** Requirement **
Below, find each line holding "Drones" and state how many there are, using the number alone.

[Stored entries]

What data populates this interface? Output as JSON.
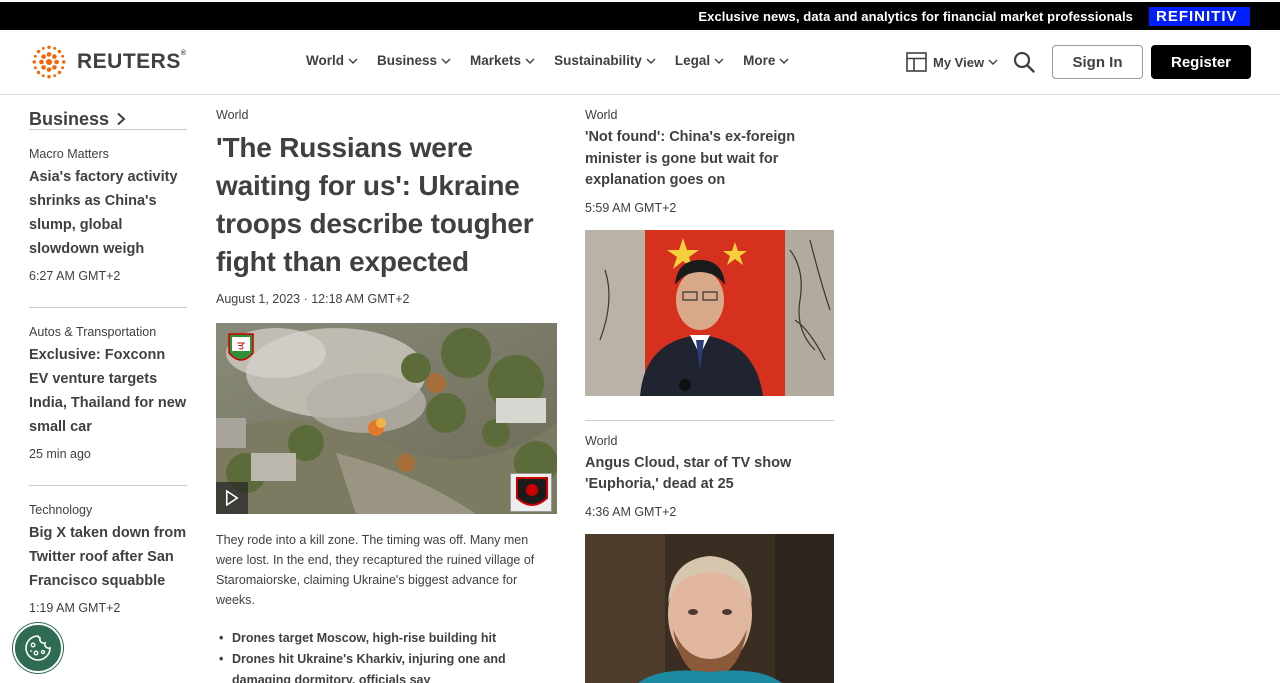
{
  "topbar": {
    "promo_text": "Exclusive news, data and analytics for financial market professionals",
    "brand": "REFINITIV"
  },
  "header": {
    "logo_text": "REUTERS",
    "logo_reg": "®",
    "nav": [
      {
        "label": "World"
      },
      {
        "label": "Business"
      },
      {
        "label": "Markets"
      },
      {
        "label": "Sustainability"
      },
      {
        "label": "Legal"
      },
      {
        "label": "More"
      }
    ],
    "my_view_label": "My View",
    "sign_in_label": "Sign In",
    "register_label": "Register"
  },
  "sidebar": {
    "section_title": "Business",
    "stories": [
      {
        "kicker": "Macro Matters",
        "headline": "Asia's factory activity shrinks as China's slump, global slowdown weigh",
        "time": "6:27 AM GMT+2"
      },
      {
        "kicker": "Autos & Transportation",
        "headline": "Exclusive: Foxconn EV venture targets India, Thailand for new small car",
        "time": "25 min ago"
      },
      {
        "kicker": "Technology",
        "headline": "Big X taken down from Twitter roof after San Francisco squabble",
        "time": "1:19 AM GMT+2"
      }
    ]
  },
  "main": {
    "kicker": "World",
    "headline": "'The Russians were waiting for us': Ukraine troops describe tougher fight than expected",
    "timestamp": "August 1, 2023 · 12:18 AM GMT+2",
    "summary": "They rode into a kill zone. The timing was off. Many men were lost. In the end, they recaptured the ruined village of Staromaiorske, claiming Ukraine's biggest advance for weeks.",
    "bullets": [
      "Drones target Moscow, high-rise building hit",
      "Drones hit Ukraine's Kharkiv, injuring one and damaging dormitory, officials say"
    ]
  },
  "right": {
    "stories": [
      {
        "kicker": "World",
        "headline": "'Not found': China's ex-foreign minister is gone but wait for explanation goes on",
        "time": "5:59 AM GMT+2"
      },
      {
        "kicker": "World",
        "headline": "Angus Cloud, star of TV show 'Euphoria,' dead at 25",
        "time": "4:36 AM GMT+2"
      }
    ]
  },
  "colors": {
    "refinitiv_blue": "#001eff",
    "reuters_orange": "#fa6400",
    "cookie_green": "#2e6b52"
  }
}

** Result of this exercise **
2